▶ **Requirement**
Write out all the entries word for word, but skip any images.

▶ **Dataset**
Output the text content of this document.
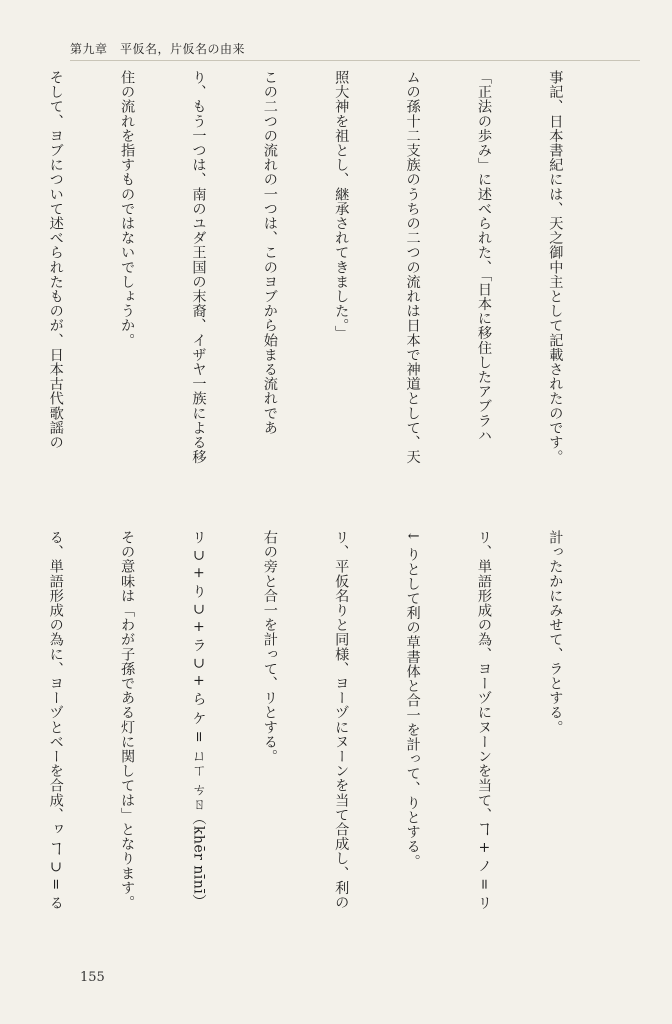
第九章　平仮名，片仮名の由来

事記、日本書紀には、天之御中主として記載されたのです。

「正法の歩み」に述べられた、「日本に移住したアブラハ

ムの孫十二支族のうちの二つの流れは日本で神道として、天

照大神を祖とし、継承されてきました。」

この二つの流れの一つは、このヨブから始まる流れであ

り、もう一つは、南のユダ王国の末裔、イザヤ一族による移

住の流れを指すものではないでしょうか。

そして、ヨブについて述べられたものが、日本古代歌謡の

計ったかにみせて、ラとする。

リ、単語形成の為、ヨーヅにヌーンを当て、ヿ + ノ = リ

↓ りとして利の草書体と合一を計って、りとする。

リ、平仮名りと同様、ヨーヅにヌーンを当て合成し、利の

右の旁と合一を計って、リとする。

リ ⊃ + り ⊃ + ラ ⊃ + ら ケ = ㄩㄒ ㄘㄖ（khēr nīnī）

その意味は「わが子孫である灯に関しては」となります。

る、単語形成の為に、ヨーヅとベーを合成、ヮ ヿ ⊃ = る

155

▶ **Finished answer**
Output the text content of this document.
第九章　平仮名，片仮名の由来

事記、日本書紀には、天之御中主として記載されたのです。

「正法の歩み」に述べられた、「日本に移住したアブラハ

ムの孫十二支族のうちの二つの流れは日本で神道として、天

照大神を祖とし、継承されてきました。」

この二つの流れの一つは、このヨブから始まる流れであ

り、もう一つは、南のユダ王国の末裔、イザヤ一族による移

住の流れを指すものではないでしょうか。

そして、ヨブについて述べられたものが、日本古代歌謡の

計ったかにみせて、ラとする。

リ、単語形成の為、ヨーヅにヌーンを当て、ヿ + ノ = リ

↓ りとして利の草書体と合一を計って、りとする。

リ、平仮名りと同様、ヨーヅにヌーンを当て合成し、利の

右の旁と合一を計って、リとする。

リ ⊃ + り ⊃ + ラ ⊃ + ら ケ = ㄩㄒ ㄘㄖ（khēr nīnī）

その意味は「わが子孫である灯に関しては」となります。

る、単語形成の為に、ヨーヅとベーを合成、ヮ ヿ ⊃ = る

155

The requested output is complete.